* **TO BE DONE**:
Every record should be written out exactly, with the pictures left out.

* **TASK INPUTS**:
○ ○ ○

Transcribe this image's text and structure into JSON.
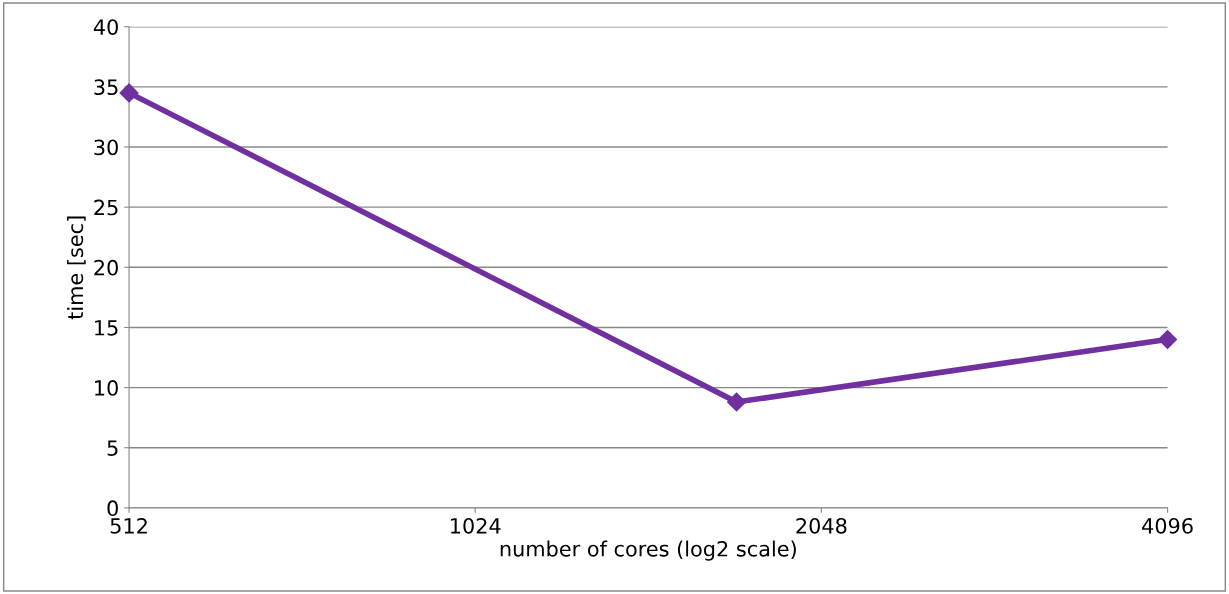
{
  "chart_data": {
    "type": "line",
    "xlabel": "number of cores (log2 scale)",
    "ylabel": "time [sec]",
    "log": "x",
    "series": [
      {
        "color": "#7030a0",
        "x": [
          512,
          1728,
          4096
        ],
        "values": [
          34.5,
          8.8,
          14.0
        ]
      }
    ],
    "xlim": [
      512,
      4096
    ],
    "xticks": [
      512,
      1024,
      2048,
      4096
    ],
    "ylim": [
      0,
      40
    ],
    "yticks": [
      0,
      5,
      10,
      15,
      20,
      25,
      30,
      35,
      40
    ],
    "grid": "y",
    "marker": "diamond",
    "line_style": "solid",
    "legend": false
  }
}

○ ○ ○

* **ANSWER IN FULL**:
Transcribe this image's text and structure into JSON.
{
  "chart_data": {
    "type": "line",
    "xlabel": "number of cores (log2 scale)",
    "ylabel": "time [sec]",
    "log": "x",
    "series": [
      {
        "color": "#7030a0",
        "x": [
          512,
          1728,
          4096
        ],
        "values": [
          34.5,
          8.8,
          14.0
        ]
      }
    ],
    "xlim": [
      512,
      4096
    ],
    "xticks": [
      512,
      1024,
      2048,
      4096
    ],
    "ylim": [
      0,
      40
    ],
    "yticks": [
      0,
      5,
      10,
      15,
      20,
      25,
      30,
      35,
      40
    ],
    "grid": "y",
    "marker": "diamond",
    "line_style": "solid",
    "legend": false
  }
}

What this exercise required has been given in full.